● ФРАГМЕНТ ТЕКСТА:
○ ○ ○ ○

С Антарктидой — только на Вы
Шрифт:
Рассвет позолотил вершины сопок, солнце засияло в айсбергах, застывших в Заливе Алашеева, но нам сейчас не до красот Антарктиды.
Взревели двигатели Ил-14 Капранова, машина тяжело тронулась со стоянки, Толя порулил. Куда?! В самый конец ВПП, к ледовому барьеру.
— Смотри, Яшка, что сейчас будет, — невольно вырывается у меня, — Толя здесь летал и опыта у него побольше, но ты туда не заруливай, не надо.
Ил-14 начинает разбег, но медленно, слишком медленно нарастает скорость. Он не успевает выскочить на бугор, его стаскивает к правой обочине, и мы видим, что передняя «нога» пошла крушить фанерные щиты — транспаранты... Рев двигателей вдруг на мгновение стихает и тут же нарастает
Тревога, которая хлынула в душу, когда я увидел, что Ил-14 Капранова может свалиться в канаву — до нее оставалось не более метра, — сменяется раздражением, хотя рассудок холодный и абсолютно лишен желания вести меня к каким-то авантюрам.
— Смотри, Яша, как будем мы взлетать. Следи за работой двигателей...
Занимаю свое командирское кресло.
Мы начали разбег на сто пятьдесят метров ближе к леднику, чем Капранов. Когда я почуял, что Ил-14 вот-вот вознамерится сползать, тут же чуть убрал мощность правого двигателя и прибавил ее левому. А вот он и бугор! Мы выскочили на него чуть правее оси ВПП, но машина спокойно набирала скорость в прямолинейном разбеге, и мы оторвались ото льда даже раньше, чем я рассчитывал. Теперь главное — набрать высоту, ведь ледник вот он, под нами в нескольких десятках метров. Аккуратно огибаем вершины сопок, радиоантенны и, пройдя над озером Глубоким, соскальзываем к океану. Чуть подвернув машину, вижу сзади Ил-14 Желтобрюхова. «Молодец, Яков!»
Полет тоже выдался тяжелым. И в заливе Лютцов-Хольм, и в районе бельгийской станции «Король Бодуэн» лежали туманы. Пришлось ждать, потом искать подходящие площадки, потаскать грузы «на точках», где садились. В общем, когда вернулись в «Молодежную», экипаж был вымотан так, словно мы налетали не восемь, а все восемьдесят часов. Хотелось покоя и тишины, но не тут-то было. Когда мы приземлились, на борт поднялся Потемкин. Похоже было, что он провел «разбор полетов» в экипаже Капранова, причем на весьма высоких тонах, поскольку под горячую руку досталось и нам. Дескать, набрал в экспедицию летчиков, которые летать не умеют, доверил самолеты мальчишкам, а они переднюю «ногу» раздолбали и далее в том же духе.

○ ○ ○ ○

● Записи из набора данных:

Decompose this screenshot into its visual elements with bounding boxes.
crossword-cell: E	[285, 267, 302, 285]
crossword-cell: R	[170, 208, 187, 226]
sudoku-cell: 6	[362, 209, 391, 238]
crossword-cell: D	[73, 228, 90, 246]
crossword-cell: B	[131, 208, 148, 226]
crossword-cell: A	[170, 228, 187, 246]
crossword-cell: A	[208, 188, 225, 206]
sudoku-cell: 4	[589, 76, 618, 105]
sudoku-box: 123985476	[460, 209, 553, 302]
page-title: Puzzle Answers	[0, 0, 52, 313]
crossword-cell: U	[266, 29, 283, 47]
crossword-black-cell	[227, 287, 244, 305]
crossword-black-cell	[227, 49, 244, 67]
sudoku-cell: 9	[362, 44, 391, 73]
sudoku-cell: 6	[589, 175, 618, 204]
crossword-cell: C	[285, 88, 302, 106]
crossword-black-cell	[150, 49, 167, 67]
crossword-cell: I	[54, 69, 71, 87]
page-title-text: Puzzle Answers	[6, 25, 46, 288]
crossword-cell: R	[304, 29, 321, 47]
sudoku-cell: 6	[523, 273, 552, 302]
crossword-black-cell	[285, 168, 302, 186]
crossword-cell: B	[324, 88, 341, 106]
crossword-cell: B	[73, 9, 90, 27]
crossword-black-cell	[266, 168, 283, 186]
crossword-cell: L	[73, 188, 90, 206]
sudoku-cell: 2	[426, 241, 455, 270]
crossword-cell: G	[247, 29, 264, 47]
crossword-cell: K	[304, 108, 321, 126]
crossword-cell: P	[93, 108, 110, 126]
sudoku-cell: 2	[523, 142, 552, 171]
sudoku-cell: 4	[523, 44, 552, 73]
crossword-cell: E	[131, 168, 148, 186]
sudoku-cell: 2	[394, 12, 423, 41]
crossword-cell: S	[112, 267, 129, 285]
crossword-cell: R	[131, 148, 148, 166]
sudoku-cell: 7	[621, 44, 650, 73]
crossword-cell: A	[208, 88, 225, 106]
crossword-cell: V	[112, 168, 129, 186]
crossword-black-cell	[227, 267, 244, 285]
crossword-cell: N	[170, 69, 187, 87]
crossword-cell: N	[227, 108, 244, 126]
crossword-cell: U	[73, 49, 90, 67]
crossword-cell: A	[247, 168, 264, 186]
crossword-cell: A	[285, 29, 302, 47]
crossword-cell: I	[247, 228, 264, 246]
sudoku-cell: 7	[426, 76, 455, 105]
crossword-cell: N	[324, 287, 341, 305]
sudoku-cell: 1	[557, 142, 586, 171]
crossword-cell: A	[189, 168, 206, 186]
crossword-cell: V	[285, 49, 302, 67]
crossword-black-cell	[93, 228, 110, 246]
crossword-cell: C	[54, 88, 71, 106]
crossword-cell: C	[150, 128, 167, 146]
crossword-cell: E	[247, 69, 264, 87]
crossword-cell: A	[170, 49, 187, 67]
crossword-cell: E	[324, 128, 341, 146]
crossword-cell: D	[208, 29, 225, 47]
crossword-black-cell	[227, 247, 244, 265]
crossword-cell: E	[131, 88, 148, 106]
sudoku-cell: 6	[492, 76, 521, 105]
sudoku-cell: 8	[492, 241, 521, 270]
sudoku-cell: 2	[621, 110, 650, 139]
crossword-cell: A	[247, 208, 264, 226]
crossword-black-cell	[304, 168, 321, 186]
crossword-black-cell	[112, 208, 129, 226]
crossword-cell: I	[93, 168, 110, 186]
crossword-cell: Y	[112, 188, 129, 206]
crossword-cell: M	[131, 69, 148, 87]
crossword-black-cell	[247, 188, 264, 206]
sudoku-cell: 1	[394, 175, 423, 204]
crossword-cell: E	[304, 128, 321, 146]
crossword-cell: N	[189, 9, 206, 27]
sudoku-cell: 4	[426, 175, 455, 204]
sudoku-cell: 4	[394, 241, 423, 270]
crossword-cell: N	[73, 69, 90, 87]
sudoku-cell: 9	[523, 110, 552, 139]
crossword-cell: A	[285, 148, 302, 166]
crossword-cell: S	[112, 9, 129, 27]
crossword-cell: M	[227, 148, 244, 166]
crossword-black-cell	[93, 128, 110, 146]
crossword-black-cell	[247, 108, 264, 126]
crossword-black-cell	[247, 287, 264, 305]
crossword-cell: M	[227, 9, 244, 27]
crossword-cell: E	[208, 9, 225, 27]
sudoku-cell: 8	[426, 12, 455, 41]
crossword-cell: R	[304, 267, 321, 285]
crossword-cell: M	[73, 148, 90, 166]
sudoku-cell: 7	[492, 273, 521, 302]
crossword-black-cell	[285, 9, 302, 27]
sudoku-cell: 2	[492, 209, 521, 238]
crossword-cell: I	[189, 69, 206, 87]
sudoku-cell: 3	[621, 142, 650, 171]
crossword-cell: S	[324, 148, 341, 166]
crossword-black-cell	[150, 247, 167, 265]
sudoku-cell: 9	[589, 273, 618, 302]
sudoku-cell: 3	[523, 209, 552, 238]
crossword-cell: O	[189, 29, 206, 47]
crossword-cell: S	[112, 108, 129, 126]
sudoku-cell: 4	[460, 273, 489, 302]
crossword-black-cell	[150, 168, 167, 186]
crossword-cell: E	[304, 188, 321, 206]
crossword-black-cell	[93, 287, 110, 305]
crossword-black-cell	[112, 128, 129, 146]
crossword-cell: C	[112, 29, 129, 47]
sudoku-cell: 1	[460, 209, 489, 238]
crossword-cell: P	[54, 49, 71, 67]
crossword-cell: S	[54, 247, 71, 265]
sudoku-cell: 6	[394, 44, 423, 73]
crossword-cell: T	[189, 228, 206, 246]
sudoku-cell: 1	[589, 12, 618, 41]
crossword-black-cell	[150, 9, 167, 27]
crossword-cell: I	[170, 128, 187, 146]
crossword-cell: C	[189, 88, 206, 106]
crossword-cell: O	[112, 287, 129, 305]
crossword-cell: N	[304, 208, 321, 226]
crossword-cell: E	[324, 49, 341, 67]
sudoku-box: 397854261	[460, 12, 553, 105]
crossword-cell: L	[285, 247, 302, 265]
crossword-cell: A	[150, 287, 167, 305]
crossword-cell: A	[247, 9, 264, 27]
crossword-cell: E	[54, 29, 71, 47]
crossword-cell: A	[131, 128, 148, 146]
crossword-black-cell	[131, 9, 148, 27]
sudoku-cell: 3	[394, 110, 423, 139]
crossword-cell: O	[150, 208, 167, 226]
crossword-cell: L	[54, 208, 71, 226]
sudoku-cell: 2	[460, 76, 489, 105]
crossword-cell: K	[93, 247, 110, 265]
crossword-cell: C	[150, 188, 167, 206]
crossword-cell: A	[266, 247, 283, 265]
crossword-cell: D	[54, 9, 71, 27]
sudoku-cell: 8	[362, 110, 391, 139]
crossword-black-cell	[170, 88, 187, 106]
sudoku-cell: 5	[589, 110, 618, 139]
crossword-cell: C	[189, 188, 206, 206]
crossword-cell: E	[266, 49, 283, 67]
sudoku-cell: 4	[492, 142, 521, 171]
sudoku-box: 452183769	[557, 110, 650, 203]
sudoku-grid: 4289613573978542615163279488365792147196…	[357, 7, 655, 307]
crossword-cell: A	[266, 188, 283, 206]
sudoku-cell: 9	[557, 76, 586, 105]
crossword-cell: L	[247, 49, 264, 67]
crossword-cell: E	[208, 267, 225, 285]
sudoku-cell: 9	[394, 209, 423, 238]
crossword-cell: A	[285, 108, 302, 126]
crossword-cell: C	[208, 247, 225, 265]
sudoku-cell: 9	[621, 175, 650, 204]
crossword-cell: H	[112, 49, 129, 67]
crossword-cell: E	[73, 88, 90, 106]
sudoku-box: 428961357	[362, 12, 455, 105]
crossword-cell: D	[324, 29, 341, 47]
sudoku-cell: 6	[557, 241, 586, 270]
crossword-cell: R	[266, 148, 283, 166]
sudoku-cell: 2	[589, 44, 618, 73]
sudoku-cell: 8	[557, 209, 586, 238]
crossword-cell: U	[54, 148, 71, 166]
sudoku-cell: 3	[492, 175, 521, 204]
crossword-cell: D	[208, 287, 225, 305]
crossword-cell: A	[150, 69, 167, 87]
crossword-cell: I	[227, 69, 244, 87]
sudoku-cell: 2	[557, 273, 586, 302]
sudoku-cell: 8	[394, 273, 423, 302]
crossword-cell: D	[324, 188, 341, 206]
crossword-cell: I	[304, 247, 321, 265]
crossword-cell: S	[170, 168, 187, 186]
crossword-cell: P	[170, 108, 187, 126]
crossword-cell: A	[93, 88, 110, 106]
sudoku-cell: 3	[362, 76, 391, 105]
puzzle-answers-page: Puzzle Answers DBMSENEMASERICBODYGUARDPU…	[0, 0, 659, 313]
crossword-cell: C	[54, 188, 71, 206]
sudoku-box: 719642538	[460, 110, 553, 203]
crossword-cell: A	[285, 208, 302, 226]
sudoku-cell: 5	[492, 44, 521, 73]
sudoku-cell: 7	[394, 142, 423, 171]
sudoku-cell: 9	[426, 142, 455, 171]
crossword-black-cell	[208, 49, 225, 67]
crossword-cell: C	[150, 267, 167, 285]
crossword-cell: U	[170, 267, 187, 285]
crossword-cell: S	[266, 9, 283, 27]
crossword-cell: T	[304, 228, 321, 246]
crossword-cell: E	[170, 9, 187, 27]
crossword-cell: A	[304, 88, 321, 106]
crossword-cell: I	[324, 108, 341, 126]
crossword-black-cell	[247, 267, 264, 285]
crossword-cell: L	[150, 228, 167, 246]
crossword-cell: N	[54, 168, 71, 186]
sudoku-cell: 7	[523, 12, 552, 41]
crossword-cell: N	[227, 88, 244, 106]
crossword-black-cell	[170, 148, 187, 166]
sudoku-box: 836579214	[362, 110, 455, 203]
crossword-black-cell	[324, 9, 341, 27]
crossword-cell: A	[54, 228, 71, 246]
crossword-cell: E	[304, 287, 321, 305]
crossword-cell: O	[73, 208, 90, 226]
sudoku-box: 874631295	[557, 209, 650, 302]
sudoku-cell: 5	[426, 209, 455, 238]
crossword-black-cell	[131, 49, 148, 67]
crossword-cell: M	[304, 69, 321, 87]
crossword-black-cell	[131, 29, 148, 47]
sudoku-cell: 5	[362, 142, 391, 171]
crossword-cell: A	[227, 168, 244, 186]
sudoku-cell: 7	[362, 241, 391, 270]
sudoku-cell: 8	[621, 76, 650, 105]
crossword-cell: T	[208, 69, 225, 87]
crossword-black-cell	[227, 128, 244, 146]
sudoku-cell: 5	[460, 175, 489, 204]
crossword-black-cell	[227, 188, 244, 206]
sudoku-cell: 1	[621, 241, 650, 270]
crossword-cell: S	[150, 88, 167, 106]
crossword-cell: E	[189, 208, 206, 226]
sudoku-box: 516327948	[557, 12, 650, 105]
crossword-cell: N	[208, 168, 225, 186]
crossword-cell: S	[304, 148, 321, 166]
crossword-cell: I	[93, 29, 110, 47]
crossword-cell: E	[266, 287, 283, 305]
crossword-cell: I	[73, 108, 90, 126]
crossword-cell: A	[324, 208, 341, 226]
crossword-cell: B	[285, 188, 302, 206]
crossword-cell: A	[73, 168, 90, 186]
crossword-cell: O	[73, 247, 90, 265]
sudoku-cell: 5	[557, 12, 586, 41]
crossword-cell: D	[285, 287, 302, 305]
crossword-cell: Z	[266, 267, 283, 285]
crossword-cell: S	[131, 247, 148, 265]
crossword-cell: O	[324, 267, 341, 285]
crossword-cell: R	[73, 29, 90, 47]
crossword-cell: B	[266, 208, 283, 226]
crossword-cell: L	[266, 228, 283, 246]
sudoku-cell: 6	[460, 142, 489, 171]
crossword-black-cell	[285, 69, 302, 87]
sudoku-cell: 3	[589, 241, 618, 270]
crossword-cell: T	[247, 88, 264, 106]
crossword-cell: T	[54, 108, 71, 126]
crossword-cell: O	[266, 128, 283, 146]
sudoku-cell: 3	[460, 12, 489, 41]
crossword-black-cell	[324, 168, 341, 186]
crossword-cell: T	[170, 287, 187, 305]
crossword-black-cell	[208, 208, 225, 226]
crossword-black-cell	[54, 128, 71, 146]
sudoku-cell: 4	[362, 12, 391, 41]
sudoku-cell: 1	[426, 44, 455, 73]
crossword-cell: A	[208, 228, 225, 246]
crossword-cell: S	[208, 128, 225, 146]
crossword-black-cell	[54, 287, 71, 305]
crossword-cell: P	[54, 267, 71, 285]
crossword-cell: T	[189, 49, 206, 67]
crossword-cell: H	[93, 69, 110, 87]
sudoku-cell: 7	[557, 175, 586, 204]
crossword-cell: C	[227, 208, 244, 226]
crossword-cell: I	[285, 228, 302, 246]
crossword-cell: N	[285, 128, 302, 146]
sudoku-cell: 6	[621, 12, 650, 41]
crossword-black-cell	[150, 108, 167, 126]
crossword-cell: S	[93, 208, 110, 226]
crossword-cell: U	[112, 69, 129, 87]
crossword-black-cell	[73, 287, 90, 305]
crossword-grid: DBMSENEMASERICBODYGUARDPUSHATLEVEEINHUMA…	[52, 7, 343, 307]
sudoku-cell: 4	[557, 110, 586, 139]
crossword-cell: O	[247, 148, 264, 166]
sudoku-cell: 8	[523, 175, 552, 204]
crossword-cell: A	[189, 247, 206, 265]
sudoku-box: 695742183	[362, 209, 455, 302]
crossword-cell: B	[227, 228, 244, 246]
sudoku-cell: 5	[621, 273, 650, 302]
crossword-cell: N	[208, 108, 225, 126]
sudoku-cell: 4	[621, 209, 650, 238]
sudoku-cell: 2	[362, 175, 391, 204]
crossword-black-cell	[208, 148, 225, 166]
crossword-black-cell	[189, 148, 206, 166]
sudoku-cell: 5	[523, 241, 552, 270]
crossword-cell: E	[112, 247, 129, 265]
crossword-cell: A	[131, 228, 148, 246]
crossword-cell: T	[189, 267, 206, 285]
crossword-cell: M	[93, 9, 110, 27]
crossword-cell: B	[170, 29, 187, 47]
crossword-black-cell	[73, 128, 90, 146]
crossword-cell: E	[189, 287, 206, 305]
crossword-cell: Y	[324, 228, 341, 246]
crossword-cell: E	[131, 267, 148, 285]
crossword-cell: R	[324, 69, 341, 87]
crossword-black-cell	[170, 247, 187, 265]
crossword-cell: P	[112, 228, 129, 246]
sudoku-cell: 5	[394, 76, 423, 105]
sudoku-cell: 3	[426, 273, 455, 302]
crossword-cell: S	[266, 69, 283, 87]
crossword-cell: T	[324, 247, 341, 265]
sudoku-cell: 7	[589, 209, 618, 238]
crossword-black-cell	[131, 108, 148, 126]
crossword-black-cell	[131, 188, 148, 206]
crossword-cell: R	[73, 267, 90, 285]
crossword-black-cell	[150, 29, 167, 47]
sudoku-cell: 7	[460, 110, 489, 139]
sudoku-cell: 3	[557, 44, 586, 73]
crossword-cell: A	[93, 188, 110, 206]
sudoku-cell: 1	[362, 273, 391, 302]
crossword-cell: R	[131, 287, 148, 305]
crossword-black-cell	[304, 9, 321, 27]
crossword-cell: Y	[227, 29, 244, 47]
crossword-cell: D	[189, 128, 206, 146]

○ ○ ○ ○

● СУТЬ ЗАДАНИЯ: Где, согласно тексту об Антарктиде, лежали туманы во время полета?

● ОТВЕТ К УПРАЖНЕНИЮ: В заливе Лютцов-Хольм и в районе бельгийской станции «Король Бодуэн».